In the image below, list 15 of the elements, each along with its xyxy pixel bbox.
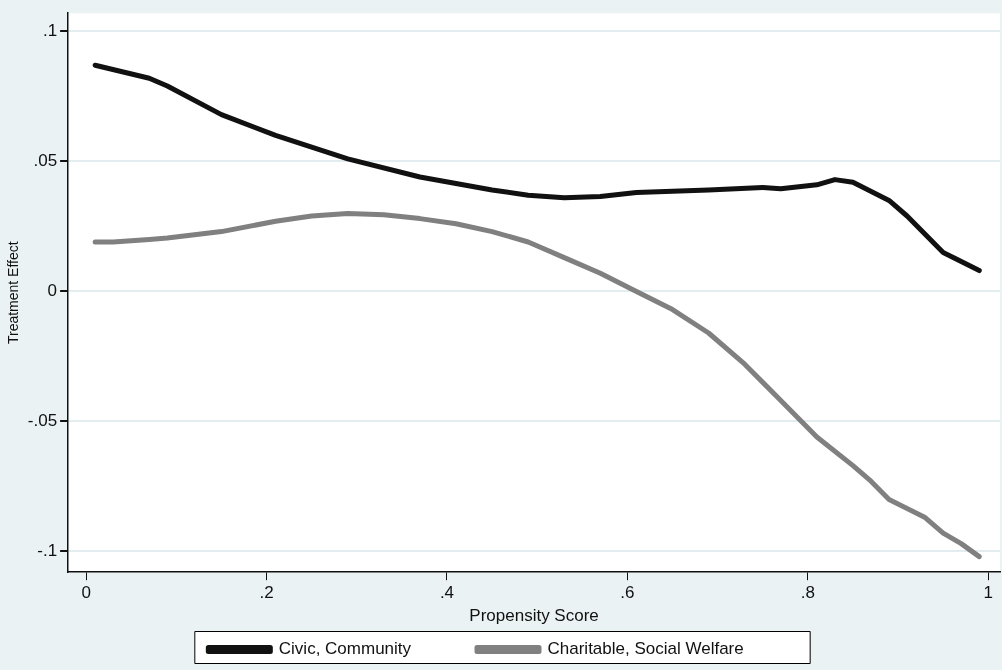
y-tick-label: 0 bbox=[47, 281, 58, 301]
x-tick-label: .6 bbox=[620, 583, 635, 603]
x-axis-title: Propensity Score bbox=[469, 606, 599, 626]
x-tick-label: 0 bbox=[81, 583, 91, 603]
x-tick-label: .8 bbox=[800, 583, 815, 603]
x-tick-label: .2 bbox=[259, 583, 274, 603]
y-axis-title: Treatment Effect bbox=[5, 241, 22, 345]
y-tick-label: -.1 bbox=[37, 541, 58, 561]
y-tick-label: .05 bbox=[33, 151, 58, 171]
y-tick-label: -.05 bbox=[27, 411, 58, 431]
x-tick-label: 1 bbox=[983, 583, 994, 603]
y-tick-label: .1 bbox=[42, 21, 58, 41]
x-tick-label: .4 bbox=[439, 583, 455, 603]
legend-label: Charitable, Social Welfare bbox=[547, 639, 796, 659]
legend-label: Civic, Community bbox=[278, 639, 464, 659]
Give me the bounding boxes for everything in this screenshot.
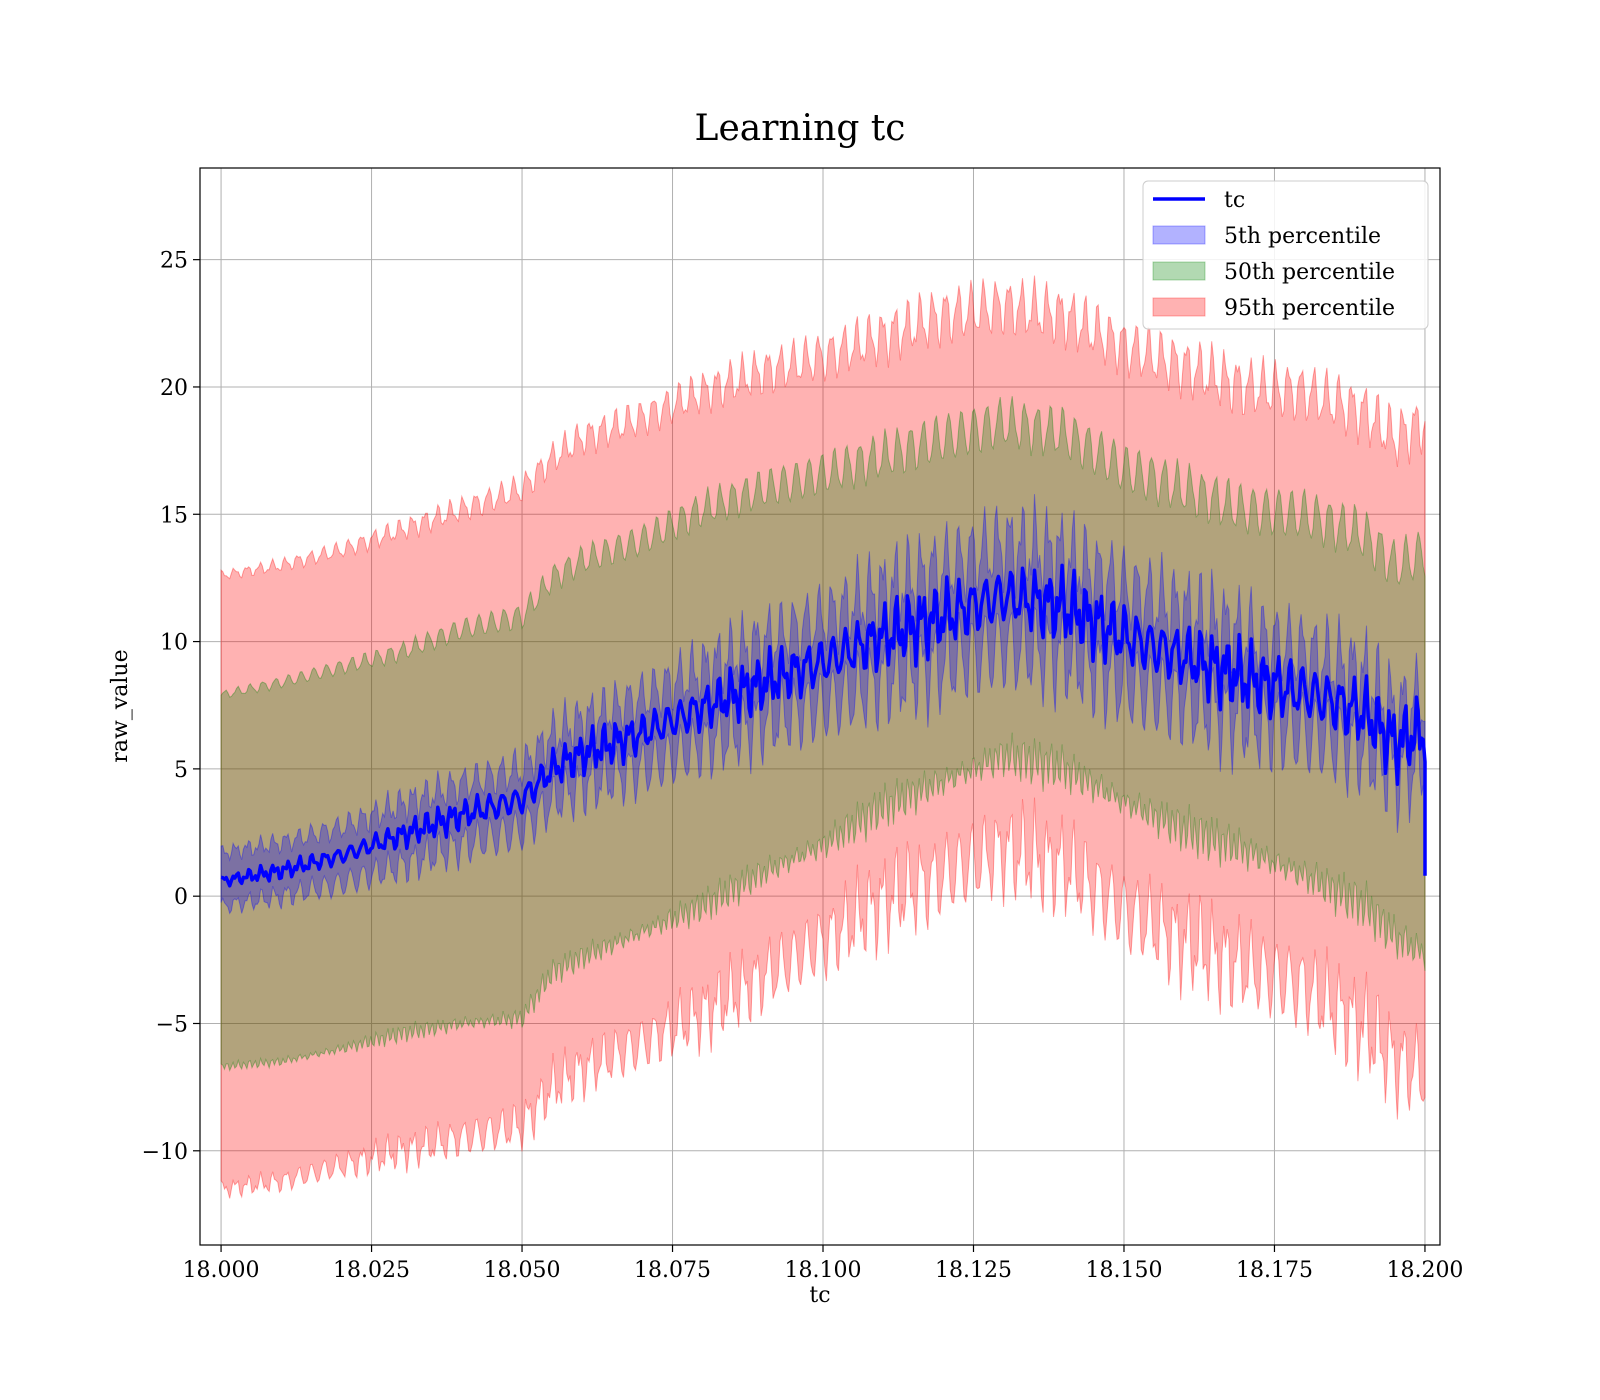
legend-label-50th: 50th percentile [1224,260,1395,285]
legend-box [1142,180,1429,330]
y-tick-label-2: 0 [174,885,188,910]
y-tick-label-5: 15 [160,503,188,528]
legend-swatch-50th [1152,261,1206,281]
x-tick-label-2: 18.050 [484,1258,561,1283]
x-tick-label-6: 18.150 [1085,1258,1162,1283]
legend-label-5th: 5th percentile [1224,224,1381,249]
y-axis-label: raw_value [108,649,133,762]
x-tick-label-7: 18.175 [1236,1258,1313,1283]
y-axis-ticks: −10 −5 0 5 10 15 20 25 [142,249,200,1165]
95th-percentile-band [220,275,1426,1199]
legend-swatch-5th [1152,225,1206,245]
x-tick-label-3: 18.075 [634,1258,711,1283]
x-tick-label-8: 18.200 [1386,1258,1463,1283]
y-tick-label-0: −10 [142,1140,188,1165]
tc-line-group [220,563,1427,888]
y-tick-label-7: 25 [160,249,188,274]
tc-line [220,563,1427,888]
y-tick-label-1: −5 [156,1012,188,1037]
chart-title: Learning tc [695,108,906,149]
x-tick-label-1: 18.025 [333,1258,410,1283]
x-axis-ticks: 18.000 18.025 18.050 18.075 18.100 18.125 18.1… [183,1245,1463,1283]
y-tick-label-6: 20 [160,376,188,401]
50th-percentile-band [220,396,1426,1072]
legend-swatch-95th [1152,297,1206,317]
gridlines [200,168,1440,1245]
x-tick-label-5: 18.125 [935,1258,1012,1283]
x-axis-label: tc [809,1283,830,1308]
y-tick-label-3: 5 [174,758,188,783]
plot-frame [199,167,1441,1246]
legend: tc 5th percentile 50th percentile 95th p… [1142,180,1429,330]
legend-label-95th: 95th percentile [1224,296,1395,321]
x-tick-label-0: 18.000 [183,1258,260,1283]
y-tick-label-4: 10 [160,631,188,656]
x-tick-label-4: 18.100 [785,1258,862,1283]
legend-label-tc: tc [1224,188,1245,213]
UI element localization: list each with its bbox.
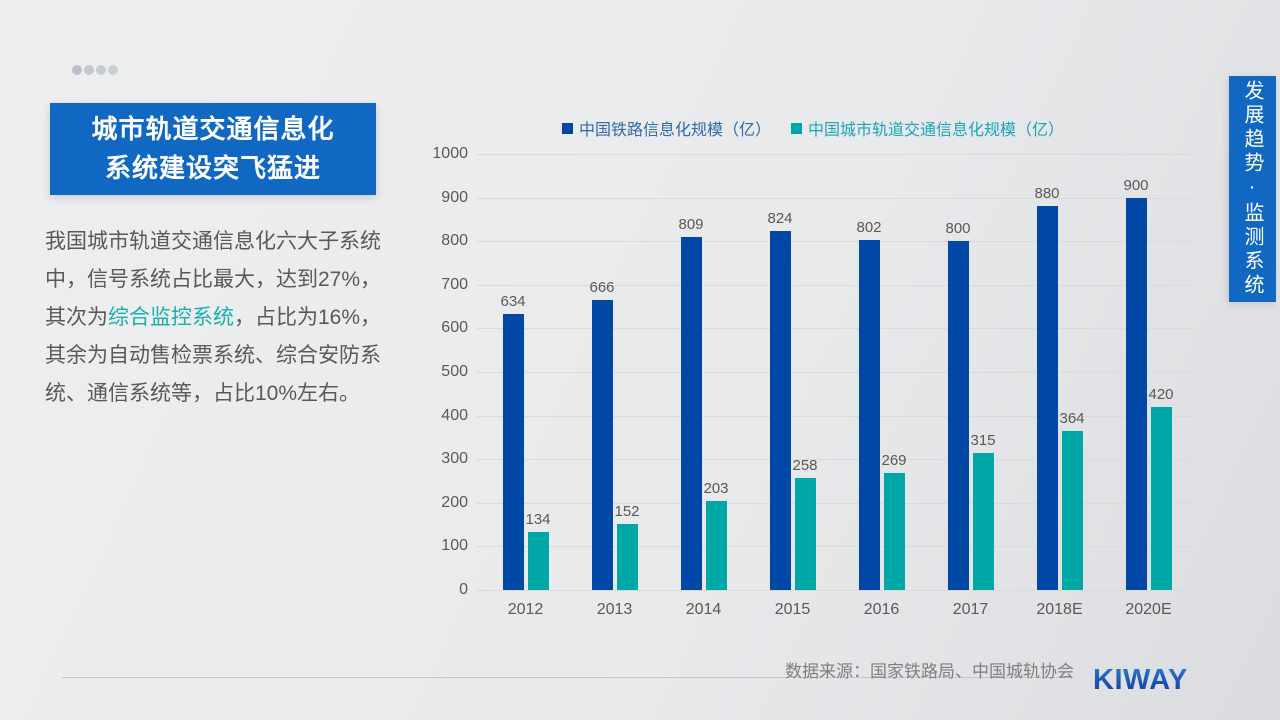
- bar-railway-2015: [769, 230, 791, 590]
- bar-urban-rail-2016: [883, 472, 905, 590]
- progress-dot-icon: [96, 65, 106, 75]
- progress-dot-icon: [72, 65, 82, 75]
- x-tick-label-2014: 2014: [685, 601, 722, 618]
- bar-railway-2020E: [1125, 197, 1147, 590]
- bar-value-label: 824: [767, 209, 793, 227]
- y-tick-label: 600: [441, 319, 468, 337]
- bar-urban-rail-2013: [616, 523, 638, 590]
- body-text: 其次为: [45, 306, 108, 329]
- body-text: ，占比为16%，: [234, 306, 382, 329]
- x-tick-label-2013: 2013: [596, 601, 633, 618]
- bar-value-label: 364: [1059, 410, 1085, 428]
- x-tick-label-2017: 2017: [952, 601, 989, 618]
- gridline: [477, 372, 1193, 373]
- y-tick-label: 200: [441, 493, 468, 511]
- slide-title-line-1: 城市轨道交通信息化: [91, 114, 335, 144]
- y-tick-label: 0: [459, 581, 468, 598]
- body-line: 我国城市轨道交通信息化六大子系统: [45, 230, 381, 253]
- kiway-logo: KIWAY: [1093, 664, 1188, 696]
- body-line: 统、通信系统等，占比10%左右。: [45, 382, 361, 405]
- gridline: [477, 154, 1193, 155]
- bar-urban-rail-2014: [705, 501, 727, 590]
- body-paragraph: 我国城市轨道交通信息化六大子系统 中，信号系统占比最大，达到27%， 其次为综合…: [45, 223, 465, 413]
- gridline: [477, 415, 1193, 417]
- progress-dot-icon: [84, 65, 94, 75]
- x-tick-label-2015: 2015: [774, 601, 811, 618]
- body-line: 其余为自动售检票系统、综合安防系: [45, 344, 381, 367]
- y-tick-label: 500: [441, 363, 468, 380]
- gridline: [477, 590, 1193, 591]
- x-tick-label-2012: 2012: [507, 601, 544, 618]
- bar-railway-2013: [591, 299, 613, 590]
- bar-value-label: 802: [856, 219, 882, 237]
- bar-urban-rail-2012: [527, 531, 549, 590]
- bar-railway-2018E: [1036, 206, 1058, 590]
- side-banner: 发展趋势·监测系统: [1229, 76, 1276, 302]
- y-tick-label: 800: [441, 232, 468, 250]
- bar-value-label: 258: [792, 456, 818, 474]
- bar-urban-rail-2018E: [1061, 431, 1083, 590]
- bar-value-label: 800: [945, 220, 971, 238]
- x-tick-label-2020E: 2020E: [1125, 601, 1172, 618]
- bar-urban-rail-2017: [972, 452, 994, 590]
- body-line: 中，信号系统占比最大，达到27%，: [45, 268, 382, 291]
- bar-value-label: 315: [970, 431, 996, 449]
- bar-railway-2012: [502, 313, 524, 590]
- slide-title-line-2: 系统建设突飞猛进: [104, 153, 321, 183]
- gridline: [477, 502, 1193, 504]
- data-source-note: 数据来源：国家铁路局、中国城轨协会: [785, 662, 1074, 681]
- x-tick-label-2018E: 2018E: [1036, 601, 1083, 618]
- gridline: [477, 459, 1193, 461]
- bar-value-label: 666: [589, 278, 615, 296]
- bar-urban-rail-2015: [794, 477, 816, 590]
- bar-value-label: 152: [614, 502, 640, 520]
- legend-swatch-icon: [562, 122, 573, 134]
- bar-chart-plot-area: 634 134 666 152 809 203 824 258 802 269 800 315 880 3…: [477, 154, 1193, 591]
- y-axis-labels: 0 100 200 300 400 500 600 700 800 900 1000: [415, 146, 468, 598]
- bar-value-label: 634: [500, 292, 526, 310]
- y-tick-label: 300: [441, 450, 468, 468]
- y-tick-label: 900: [441, 188, 468, 206]
- bar-railway-2017: [947, 241, 969, 590]
- slide-progress-dots: [72, 65, 118, 75]
- bar-railway-2016: [858, 240, 880, 590]
- body-line: 其次为综合监控系统，占比为16%，: [45, 299, 465, 337]
- bar-value-label: 134: [525, 510, 551, 528]
- legend-swatch-icon: [791, 122, 803, 134]
- gridline: [477, 197, 1193, 199]
- y-tick-label: 700: [441, 275, 468, 293]
- gridline: [477, 284, 1193, 286]
- gridline: [477, 328, 1193, 330]
- footer-divider: [62, 677, 1075, 678]
- bar-value-label: 809: [678, 216, 704, 234]
- legend-item-urban-rail: 中国城市轨道交通信息化规模（亿）: [791, 116, 1064, 140]
- legend-item-railway: 中国铁路信息化规模（亿）: [562, 116, 771, 140]
- bar-value-label: 900: [1123, 176, 1149, 194]
- y-tick-label: 400: [441, 406, 468, 424]
- slide-title-box: 城市轨道交通信息化 系统建设突飞猛进: [50, 103, 376, 195]
- bar-value-label: 880: [1034, 185, 1060, 203]
- bar-value-label: 420: [1148, 385, 1174, 403]
- legend-label: 中国城市轨道交通信息化规模（亿）: [808, 122, 1065, 139]
- y-tick-label: 1000: [432, 145, 468, 162]
- legend-label: 中国铁路信息化规模（亿）: [579, 122, 772, 139]
- gridline: [477, 241, 1193, 243]
- bar-value-label: 269: [881, 451, 907, 469]
- y-tick-label: 100: [441, 537, 468, 555]
- chart-legend: 中国铁路信息化规模（亿） 中国城市轨道交通信息化规模（亿）: [562, 116, 1064, 140]
- gridline: [477, 546, 1193, 548]
- highlighted-term: 综合监控系统: [108, 306, 234, 329]
- bar-urban-rail-2020E: [1150, 406, 1172, 590]
- bar-railway-2014: [680, 237, 702, 590]
- progress-dot-icon: [108, 65, 118, 75]
- x-tick-label-2016: 2016: [863, 601, 900, 618]
- bar-value-label: 203: [703, 480, 729, 498]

-- -- --

▶ Work to do
Rewrite the lines starting with the line containing "legend-label-50th: 50th percentile" and going on through the line containing "UI element localization: list", replacing "y-tick-label" with "y-axis-tick-label" and leaving everything else unchanged.

▶ Exercise response
legend-label-50th: 50th percentile [1224,260,1395,285]
legend-box [1142,180,1429,330]
y-axis-tick-label-2: 0 [174,885,188,910]
y-axis-tick-label-5: 15 [160,503,188,528]
legend-swatch-50th [1152,261,1206,281]
x-tick-label-2: 18.050 [484,1258,561,1283]
x-tick-label-6: 18.150 [1085,1258,1162,1283]
legend-label-5th: 5th percentile [1224,224,1381,249]
y-axis-label: raw_value [108,649,133,762]
x-tick-label-7: 18.175 [1236,1258,1313,1283]
y-axis-ticks: −10 −5 0 5 10 15 20 25 [142,249,200,1165]
95th-percentile-band [220,275,1426,1199]
legend-swatch-5th [1152,225,1206,245]
x-tick-label-3: 18.075 [634,1258,711,1283]
x-tick-label-8: 18.200 [1386,1258,1463,1283]
y-axis-tick-label-0: −10 [142,1140,188,1165]
tc-line-group [220,563,1427,888]
y-axis-tick-label-7: 25 [160,249,188,274]
tc-line [220,563,1427,888]
y-axis-tick-label-1: −5 [156,1012,188,1037]
chart-title: Learning tc [695,108,906,149]
x-tick-label-1: 18.025 [333,1258,410,1283]
x-axis-ticks: 18.000 18.025 18.050 18.075 18.100 18.125 18.1… [183,1245,1463,1283]
y-axis-tick-label-6: 20 [160,376,188,401]
50th-percentile-band [220,396,1426,1072]
legend-swatch-95th [1152,297,1206,317]
gridlines [200,168,1440,1245]
x-tick-label-5: 18.125 [935,1258,1012,1283]
x-axis-label: tc [809,1283,830,1308]
y-axis-tick-label-3: 5 [174,758,188,783]
plot-frame [199,167,1441,1246]
legend: tc 5th percentile 50th percentile 95th p… [1142,180,1429,330]
legend-label-95th: 95th percentile [1224,296,1395,321]
x-tick-label-0: 18.000 [183,1258,260,1283]
y-axis-tick-label-4: 10 [160,631,188,656]
x-tick-label-4: 18.100 [785,1258,862,1283]
legend-label-tc: tc [1224,188,1245,213]
UI element localization: list each with its bbox.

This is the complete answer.